▶ **Material shown**:
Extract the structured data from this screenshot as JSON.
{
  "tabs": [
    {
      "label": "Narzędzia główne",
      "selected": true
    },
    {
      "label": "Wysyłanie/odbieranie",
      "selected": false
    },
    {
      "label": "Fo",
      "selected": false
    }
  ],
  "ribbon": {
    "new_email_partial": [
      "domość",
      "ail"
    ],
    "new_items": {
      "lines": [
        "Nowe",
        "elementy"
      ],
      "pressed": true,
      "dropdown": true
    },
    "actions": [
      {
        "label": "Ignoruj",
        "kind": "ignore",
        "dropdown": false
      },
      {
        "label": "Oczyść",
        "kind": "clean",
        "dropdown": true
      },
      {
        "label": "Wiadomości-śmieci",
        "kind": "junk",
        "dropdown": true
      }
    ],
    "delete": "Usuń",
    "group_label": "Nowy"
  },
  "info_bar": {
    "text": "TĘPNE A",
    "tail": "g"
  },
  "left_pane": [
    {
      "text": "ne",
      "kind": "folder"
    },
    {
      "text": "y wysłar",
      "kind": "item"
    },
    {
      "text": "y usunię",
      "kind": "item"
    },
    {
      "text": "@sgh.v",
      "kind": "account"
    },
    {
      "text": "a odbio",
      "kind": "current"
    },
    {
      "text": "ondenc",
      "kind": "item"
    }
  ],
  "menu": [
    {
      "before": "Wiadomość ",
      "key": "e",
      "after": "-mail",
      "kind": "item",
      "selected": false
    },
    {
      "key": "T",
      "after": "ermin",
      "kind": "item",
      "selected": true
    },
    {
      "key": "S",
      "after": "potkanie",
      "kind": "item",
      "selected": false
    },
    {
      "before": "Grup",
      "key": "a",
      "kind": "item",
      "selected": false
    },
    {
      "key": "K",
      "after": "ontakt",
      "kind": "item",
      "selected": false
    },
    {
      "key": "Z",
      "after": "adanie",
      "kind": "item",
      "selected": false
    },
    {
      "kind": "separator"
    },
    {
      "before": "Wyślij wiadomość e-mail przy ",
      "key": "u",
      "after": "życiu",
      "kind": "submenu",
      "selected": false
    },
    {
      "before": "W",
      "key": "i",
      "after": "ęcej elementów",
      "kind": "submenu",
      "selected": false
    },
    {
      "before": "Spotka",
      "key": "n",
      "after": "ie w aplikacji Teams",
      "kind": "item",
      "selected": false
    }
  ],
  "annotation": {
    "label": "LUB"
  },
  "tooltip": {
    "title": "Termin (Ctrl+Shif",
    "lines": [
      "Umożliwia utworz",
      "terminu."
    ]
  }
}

▶ **Stated exercise**: Using the material above, count the lines containing the word "after". Reply with the number alone.

▶ **Task output**: 8